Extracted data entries
— start —
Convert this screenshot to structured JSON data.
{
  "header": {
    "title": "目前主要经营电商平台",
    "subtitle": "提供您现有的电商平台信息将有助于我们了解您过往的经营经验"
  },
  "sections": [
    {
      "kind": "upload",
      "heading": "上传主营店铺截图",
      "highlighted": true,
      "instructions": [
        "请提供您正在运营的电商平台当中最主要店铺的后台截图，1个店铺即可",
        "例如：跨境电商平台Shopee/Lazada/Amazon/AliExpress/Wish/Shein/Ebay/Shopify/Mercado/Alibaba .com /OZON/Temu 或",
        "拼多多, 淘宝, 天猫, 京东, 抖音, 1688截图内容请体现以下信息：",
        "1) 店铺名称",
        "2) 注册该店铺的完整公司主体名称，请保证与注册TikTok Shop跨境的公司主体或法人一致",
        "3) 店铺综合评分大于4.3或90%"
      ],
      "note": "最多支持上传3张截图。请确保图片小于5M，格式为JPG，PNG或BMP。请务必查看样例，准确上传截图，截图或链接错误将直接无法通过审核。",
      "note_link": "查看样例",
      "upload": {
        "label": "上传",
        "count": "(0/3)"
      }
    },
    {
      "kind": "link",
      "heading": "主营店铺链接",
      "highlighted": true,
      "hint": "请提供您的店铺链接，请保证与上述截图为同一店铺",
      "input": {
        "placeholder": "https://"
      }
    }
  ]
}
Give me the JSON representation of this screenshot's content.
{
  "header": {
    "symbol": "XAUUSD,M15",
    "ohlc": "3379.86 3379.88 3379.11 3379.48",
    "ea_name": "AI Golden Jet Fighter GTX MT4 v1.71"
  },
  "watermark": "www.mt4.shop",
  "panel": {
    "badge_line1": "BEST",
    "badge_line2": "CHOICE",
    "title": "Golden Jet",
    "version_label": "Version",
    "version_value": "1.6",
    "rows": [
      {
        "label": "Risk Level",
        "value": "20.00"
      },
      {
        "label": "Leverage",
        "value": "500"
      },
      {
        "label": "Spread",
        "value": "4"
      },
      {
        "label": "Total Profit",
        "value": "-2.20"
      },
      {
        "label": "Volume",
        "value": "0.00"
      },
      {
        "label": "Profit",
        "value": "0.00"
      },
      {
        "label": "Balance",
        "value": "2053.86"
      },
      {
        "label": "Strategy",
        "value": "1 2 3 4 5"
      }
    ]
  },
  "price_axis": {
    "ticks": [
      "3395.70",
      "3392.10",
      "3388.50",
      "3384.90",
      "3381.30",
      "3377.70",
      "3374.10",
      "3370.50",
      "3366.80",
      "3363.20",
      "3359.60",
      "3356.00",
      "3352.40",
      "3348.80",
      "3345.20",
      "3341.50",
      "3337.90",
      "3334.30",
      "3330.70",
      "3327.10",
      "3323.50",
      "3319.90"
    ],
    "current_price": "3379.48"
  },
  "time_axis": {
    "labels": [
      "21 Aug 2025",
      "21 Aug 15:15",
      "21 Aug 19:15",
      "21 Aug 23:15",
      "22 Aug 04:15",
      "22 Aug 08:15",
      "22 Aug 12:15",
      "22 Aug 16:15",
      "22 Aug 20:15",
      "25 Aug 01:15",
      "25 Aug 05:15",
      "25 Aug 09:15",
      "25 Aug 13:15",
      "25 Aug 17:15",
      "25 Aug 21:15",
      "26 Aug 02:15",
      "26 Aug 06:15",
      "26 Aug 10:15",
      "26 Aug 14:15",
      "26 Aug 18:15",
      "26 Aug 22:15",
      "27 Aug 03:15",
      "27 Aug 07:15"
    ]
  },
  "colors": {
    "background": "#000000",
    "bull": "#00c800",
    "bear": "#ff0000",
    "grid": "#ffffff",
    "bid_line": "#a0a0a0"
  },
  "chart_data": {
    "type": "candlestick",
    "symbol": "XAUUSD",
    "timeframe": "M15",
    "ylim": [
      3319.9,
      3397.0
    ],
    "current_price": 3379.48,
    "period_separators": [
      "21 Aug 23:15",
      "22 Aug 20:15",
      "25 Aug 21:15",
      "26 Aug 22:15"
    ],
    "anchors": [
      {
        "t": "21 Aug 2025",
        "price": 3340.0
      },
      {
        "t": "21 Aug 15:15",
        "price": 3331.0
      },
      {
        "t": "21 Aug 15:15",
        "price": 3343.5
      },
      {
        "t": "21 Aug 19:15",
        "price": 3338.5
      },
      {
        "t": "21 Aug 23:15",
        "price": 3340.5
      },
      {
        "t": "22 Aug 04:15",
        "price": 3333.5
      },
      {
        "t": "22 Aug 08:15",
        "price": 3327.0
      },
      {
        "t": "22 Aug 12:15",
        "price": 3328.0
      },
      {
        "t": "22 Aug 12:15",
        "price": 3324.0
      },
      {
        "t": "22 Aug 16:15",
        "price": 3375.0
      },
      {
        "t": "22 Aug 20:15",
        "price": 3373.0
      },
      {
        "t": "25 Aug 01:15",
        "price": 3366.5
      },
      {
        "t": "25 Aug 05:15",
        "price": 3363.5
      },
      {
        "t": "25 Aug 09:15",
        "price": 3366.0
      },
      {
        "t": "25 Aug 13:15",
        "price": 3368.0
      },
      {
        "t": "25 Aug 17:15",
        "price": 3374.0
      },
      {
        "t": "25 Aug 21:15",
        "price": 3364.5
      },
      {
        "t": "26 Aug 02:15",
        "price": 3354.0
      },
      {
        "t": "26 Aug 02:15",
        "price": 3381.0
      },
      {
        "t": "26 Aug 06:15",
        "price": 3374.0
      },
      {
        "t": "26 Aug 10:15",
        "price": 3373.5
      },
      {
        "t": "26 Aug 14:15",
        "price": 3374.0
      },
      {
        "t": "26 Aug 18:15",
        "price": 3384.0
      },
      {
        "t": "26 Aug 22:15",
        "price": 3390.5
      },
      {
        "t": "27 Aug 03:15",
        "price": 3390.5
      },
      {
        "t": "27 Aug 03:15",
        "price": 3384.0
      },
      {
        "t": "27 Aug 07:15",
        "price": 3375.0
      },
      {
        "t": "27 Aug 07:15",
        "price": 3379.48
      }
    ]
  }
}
— end —
What you are asked to do
Print the whole listing exactly as it is.

The response
Convert this screenshot to structured JSON data.
{
  "header": {
    "title": "目前主要经营电商平台",
    "subtitle": "提供您现有的电商平台信息将有助于我们了解您过往的经营经验"
  },
  "sections": [
    {
      "kind": "upload",
      "heading": "上传主营店铺截图",
      "highlighted": true,
      "instructions": [
        "请提供您正在运营的电商平台当中最主要店铺的后台截图，1个店铺即可",
        "例如：跨境电商平台Shopee/Lazada/Amazon/AliExpress/Wish/Shein/Ebay/Shopify/Mercado/Alibaba .com /OZON/Temu 或",
        "拼多多, 淘宝, 天猫, 京东, 抖音, 1688截图内容请体现以下信息：",
        "1) 店铺名称",
        "2) 注册该店铺的完整公司主体名称，请保证与注册TikTok Shop跨境的公司主体或法人一致",
        "3) 店铺综合评分大于4.3或90%"
      ],
      "note": "最多支持上传3张截图。请确保图片小于5M，格式为JPG，PNG或BMP。请务必查看样例，准确上传截图，截图或链接错误将直接无法通过审核。",
      "note_link": "查看样例",
      "upload": {
        "label": "上传",
        "count": "(0/3)"
      }
    },
    {
      "kind": "link",
      "heading": "主营店铺链接",
      "highlighted": true,
      "hint": "请提供您的店铺链接，请保证与上述截图为同一店铺",
      "input": {
        "placeholder": "https://"
      }
    }
  ]
}
Give me the JSON representation of this screenshot's content.
{
  "header": {
    "symbol": "XAUUSD,M15",
    "ohlc": "3379.86 3379.88 3379.11 3379.48",
    "ea_name": "AI Golden Jet Fighter GTX MT4 v1.71"
  },
  "watermark": "www.mt4.shop",
  "panel": {
    "badge_line1": "BEST",
    "badge_line2": "CHOICE",
    "title": "Golden Jet",
    "version_label": "Version",
    "version_value": "1.6",
    "rows": [
      {
        "label": "Risk Level",
        "value": "20.00"
      },
      {
        "label": "Leverage",
        "value": "500"
      },
      {
        "label": "Spread",
        "value": "4"
      },
      {
        "label": "Total Profit",
        "value": "-2.20"
      },
      {
        "label": "Volume",
        "value": "0.00"
      },
      {
        "label": "Profit",
        "value": "0.00"
      },
      {
        "label": "Balance",
        "value": "2053.86"
      },
      {
        "label": "Strategy",
        "value": "1 2 3 4 5"
      }
    ]
  },
  "price_axis": {
    "ticks": [
      "3395.70",
      "3392.10",
      "3388.50",
      "3384.90",
      "3381.30",
      "3377.70",
      "3374.10",
      "3370.50",
      "3366.80",
      "3363.20",
      "3359.60",
      "3356.00",
      "3352.40",
      "3348.80",
      "3345.20",
      "3341.50",
      "3337.90",
      "3334.30",
      "3330.70",
      "3327.10",
      "3323.50",
      "3319.90"
    ],
    "current_price": "3379.48"
  },
  "time_axis": {
    "labels": [
      "21 Aug 2025",
      "21 Aug 15:15",
      "21 Aug 19:15",
      "21 Aug 23:15",
      "22 Aug 04:15",
      "22 Aug 08:15",
      "22 Aug 12:15",
      "22 Aug 16:15",
      "22 Aug 20:15",
      "25 Aug 01:15",
      "25 Aug 05:15",
      "25 Aug 09:15",
      "25 Aug 13:15",
      "25 Aug 17:15",
      "25 Aug 21:15",
      "26 Aug 02:15",
      "26 Aug 06:15",
      "26 Aug 10:15",
      "26 Aug 14:15",
      "26 Aug 18:15",
      "26 Aug 22:15",
      "27 Aug 03:15",
      "27 Aug 07:15"
    ]
  },
  "colors": {
    "background": "#000000",
    "bull": "#00c800",
    "bear": "#ff0000",
    "grid": "#ffffff",
    "bid_line": "#a0a0a0"
  },
  "chart_data": {
    "type": "candlestick",
    "symbol": "XAUUSD",
    "timeframe": "M15",
    "ylim": [
      3319.9,
      3397.0
    ],
    "current_price": 3379.48,
    "period_separators": [
      "21 Aug 23:15",
      "22 Aug 20:15",
      "25 Aug 21:15",
      "26 Aug 22:15"
    ],
    "anchors": [
      {
        "t": "21 Aug 2025",
        "price": 3340.0
      },
      {
        "t": "21 Aug 15:15",
        "price": 3331.0
      },
      {
        "t": "21 Aug 15:15",
        "price": 3343.5
      },
      {
        "t": "21 Aug 19:15",
        "price": 3338.5
      },
      {
        "t": "21 Aug 23:15",
        "price": 3340.5
      },
      {
        "t": "22 Aug 04:15",
        "price": 3333.5
      },
      {
        "t": "22 Aug 08:15",
        "price": 3327.0
      },
      {
        "t": "22 Aug 12:15",
        "price": 3328.0
      },
      {
        "t": "22 Aug 12:15",
        "price": 3324.0
      },
      {
        "t": "22 Aug 16:15",
        "price": 3375.0
      },
      {
        "t": "22 Aug 20:15",
        "price": 3373.0
      },
      {
        "t": "25 Aug 01:15",
        "price": 3366.5
      },
      {
        "t": "25 Aug 05:15",
        "price": 3363.5
      },
      {
        "t": "25 Aug 09:15",
        "price": 3366.0
      },
      {
        "t": "25 Aug 13:15",
        "price": 3368.0
      },
      {
        "t": "25 Aug 17:15",
        "price": 3374.0
      },
      {
        "t": "25 Aug 21:15",
        "price": 3364.5
      },
      {
        "t": "26 Aug 02:15",
        "price": 3354.0
      },
      {
        "t": "26 Aug 02:15",
        "price": 3381.0
      },
      {
        "t": "26 Aug 06:15",
        "price": 3374.0
      },
      {
        "t": "26 Aug 10:15",
        "price": 3373.5
      },
      {
        "t": "26 Aug 14:15",
        "price": 3374.0
      },
      {
        "t": "26 Aug 18:15",
        "price": 3384.0
      },
      {
        "t": "26 Aug 22:15",
        "price": 3390.5
      },
      {
        "t": "27 Aug 03:15",
        "price": 3390.5
      },
      {
        "t": "27 Aug 03:15",
        "price": 3384.0
      },
      {
        "t": "27 Aug 07:15",
        "price": 3375.0
      },
      {
        "t": "27 Aug 07:15",
        "price": 3379.48
      }
    ]
  }
}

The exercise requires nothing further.